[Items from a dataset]
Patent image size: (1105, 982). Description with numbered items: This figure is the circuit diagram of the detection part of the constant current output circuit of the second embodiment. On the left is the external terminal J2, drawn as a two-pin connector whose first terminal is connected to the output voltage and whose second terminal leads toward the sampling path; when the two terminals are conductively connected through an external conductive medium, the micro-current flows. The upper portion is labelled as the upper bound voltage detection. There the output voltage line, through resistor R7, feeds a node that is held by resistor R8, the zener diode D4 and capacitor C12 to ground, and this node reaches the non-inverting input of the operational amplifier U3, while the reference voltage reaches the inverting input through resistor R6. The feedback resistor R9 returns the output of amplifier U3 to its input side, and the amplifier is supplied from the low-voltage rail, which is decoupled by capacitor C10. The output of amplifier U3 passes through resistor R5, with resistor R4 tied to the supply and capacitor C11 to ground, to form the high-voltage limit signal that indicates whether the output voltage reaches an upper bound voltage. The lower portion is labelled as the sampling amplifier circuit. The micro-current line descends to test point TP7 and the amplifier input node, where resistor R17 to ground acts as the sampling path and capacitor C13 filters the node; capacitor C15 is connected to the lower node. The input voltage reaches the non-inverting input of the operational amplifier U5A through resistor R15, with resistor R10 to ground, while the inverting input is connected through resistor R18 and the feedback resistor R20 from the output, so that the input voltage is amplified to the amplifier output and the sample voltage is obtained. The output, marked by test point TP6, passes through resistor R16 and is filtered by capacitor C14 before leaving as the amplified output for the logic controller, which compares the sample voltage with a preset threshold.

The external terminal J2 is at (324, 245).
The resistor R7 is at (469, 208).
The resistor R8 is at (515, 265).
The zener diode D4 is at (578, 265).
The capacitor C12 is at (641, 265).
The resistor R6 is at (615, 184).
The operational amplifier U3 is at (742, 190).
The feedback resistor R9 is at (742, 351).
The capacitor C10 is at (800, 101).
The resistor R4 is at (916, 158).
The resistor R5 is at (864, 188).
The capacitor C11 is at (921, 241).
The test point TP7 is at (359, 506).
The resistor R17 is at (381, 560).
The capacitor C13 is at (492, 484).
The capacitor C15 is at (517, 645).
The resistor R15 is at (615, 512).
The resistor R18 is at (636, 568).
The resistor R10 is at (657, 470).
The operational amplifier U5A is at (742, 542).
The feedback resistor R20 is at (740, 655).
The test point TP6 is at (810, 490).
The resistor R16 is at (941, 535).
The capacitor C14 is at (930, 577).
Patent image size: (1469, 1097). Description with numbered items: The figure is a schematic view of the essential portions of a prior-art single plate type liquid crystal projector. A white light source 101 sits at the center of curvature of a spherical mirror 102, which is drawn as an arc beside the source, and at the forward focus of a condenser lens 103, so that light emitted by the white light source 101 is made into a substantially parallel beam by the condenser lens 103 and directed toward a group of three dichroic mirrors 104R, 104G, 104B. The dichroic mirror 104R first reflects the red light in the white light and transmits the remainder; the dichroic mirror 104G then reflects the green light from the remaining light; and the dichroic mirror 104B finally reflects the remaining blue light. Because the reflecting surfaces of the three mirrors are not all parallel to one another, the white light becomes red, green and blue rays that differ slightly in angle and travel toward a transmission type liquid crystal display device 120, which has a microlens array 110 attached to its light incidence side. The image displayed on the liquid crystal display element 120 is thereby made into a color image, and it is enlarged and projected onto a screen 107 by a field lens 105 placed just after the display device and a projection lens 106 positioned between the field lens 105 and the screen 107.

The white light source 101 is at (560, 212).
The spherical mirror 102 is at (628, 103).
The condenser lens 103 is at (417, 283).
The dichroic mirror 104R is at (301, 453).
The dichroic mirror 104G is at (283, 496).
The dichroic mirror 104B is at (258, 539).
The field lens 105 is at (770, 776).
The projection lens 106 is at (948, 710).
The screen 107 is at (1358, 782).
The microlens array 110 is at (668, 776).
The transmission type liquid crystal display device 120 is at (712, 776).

YOUR TASK
Render the lines above as a JSON list of strings with one string per line, leaving out blank lines.

EXERCISE OUTPUT
[
  "Patent image size: (1105, 982). Description with numbered items: This figure is the circuit diagram of the detection part of the constant current output circuit of the second embodiment. On the left is the external terminal J2, drawn as a two-pin connector whose first terminal is connected to the output voltage and whose second terminal leads toward the sampling path; when the two terminals are conductively connected through an external conductive medium, the micro-current flows. The upper portion is labelled as the upper bound voltage detection. There the output voltage line, through resistor R7, feeds a node that is held by resistor R8, the zener diode D4 and capacitor C12 to ground, and this node reaches the non-inverting input of the operational amplifier U3, while the reference voltage reaches the inverting input through resistor R6. The feedback resistor R9 returns the output of amplifier U3 to its input side, and the amplifier is supplied from the low-voltage rail, which is decoupled by capacitor C10. The output of amplifier U3 passes through resistor R5, with resistor R4 tied to the supply and capacitor C11 to ground, to form the high-voltage limit signal that indicates whether the output voltage reaches an upper bound voltage. The lower portion is labelled as the sampling amplifier circuit. The micro-current line descends to test point TP7 and the amplifier input node, where resistor R17 to ground acts as the sampling path and capacitor C13 filters the node; capacitor C15 is connected to the lower node. The input voltage reaches the non-inverting input of the operational amplifier U5A through resistor R15, with resistor R10 to ground, while the inverting input is connected through resistor R18 and the feedback resistor R20 from the output, so that the input voltage is amplified to the amplifier output and the sample voltage is obtained. The output, marked by test point TP6, passes through resistor R16 and is filtered by capacitor C14 before leaving as the amplified output for the logic controller, which compares the sample voltage with a preset threshold.",
  "The external terminal J2 is at (324, 245).",
  "The resistor R7 is at (469, 208).",
  "The resistor R8 is at (515, 265).",
  "The zener diode D4 is at (578, 265).",
  "The capacitor C12 is at (641, 265).",
  "The resistor R6 is at (615, 184).",
  "The operational amplifier U3 is at (742, 190).",
  "The feedback resistor R9 is at (742, 351).",
  "The capacitor C10 is at (800, 101).",
  "The resistor R4 is at (916, 158).",
  "The resistor R5 is at (864, 188).",
  "The capacitor C11 is at (921, 241).",
  "The test point TP7 is at (359, 506).",
  "The resistor R17 is at (381, 560).",
  "The capacitor C13 is at (492, 484).",
  "The capacitor C15 is at (517, 645).",
  "The resistor R15 is at (615, 512).",
  "The resistor R18 is at (636, 568).",
  "The resistor R10 is at (657, 470).",
  "The operational amplifier U5A is at (742, 542).",
  "The feedback resistor R20 is at (740, 655).",
  "The test point TP6 is at (810, 490).",
  "The resistor R16 is at (941, 535).",
  "The capacitor C14 is at (930, 577).",
  "Patent image size: (1469, 1097). Description with numbered items: The figure is a schematic view of the essential portions of a prior-art single plate type liquid crystal projector. A white light source 101 sits at the center of curvature of a spherical mirror 102, which is drawn as an arc beside the source, and at the forward focus of a condenser lens 103, so that light emitted by the white light source 101 is made into a substantially parallel beam by the condenser lens 103 and directed toward a group of three dichroic mirrors 104R, 104G, 104B. The dichroic mirror 104R first reflects the red light in the white light and transmits the remainder; the dichroic mirror 104G then reflects the green light from the remaining light; and the dichroic mirror 104B finally reflects the remaining blue light. Because the reflecting surfaces of the three mirrors are not all parallel to one another, the white light becomes red, green and blue rays that differ slightly in angle and travel toward a transmission type liquid crystal display device 120, which has a microlens array 110 attached to its light incidence side. The image displayed on the liquid crystal display element 120 is thereby made into a color image, and it is enlarged and projected onto a screen 107 by a field lens 105 placed just after the display device and a projection lens 106 positioned between the field lens 105 and the screen 107.",
  "The white light source 101 is at (560, 212).",
  "The spherical mirror 102 is at (628, 103).",
  "The condenser lens 103 is at (417, 283).",
  "The dichroic mirror 104R is at (301, 453).",
  "The dichroic mirror 104G is at (283, 496).",
  "The dichroic mirror 104B is at (258, 539).",
  "The field lens 105 is at (770, 776).",
  "The projection lens 106 is at (948, 710).",
  "The screen 107 is at (1358, 782).",
  "The microlens array 110 is at (668, 776).",
  "The transmission type liquid crystal display device 120 is at (712, 776)."
]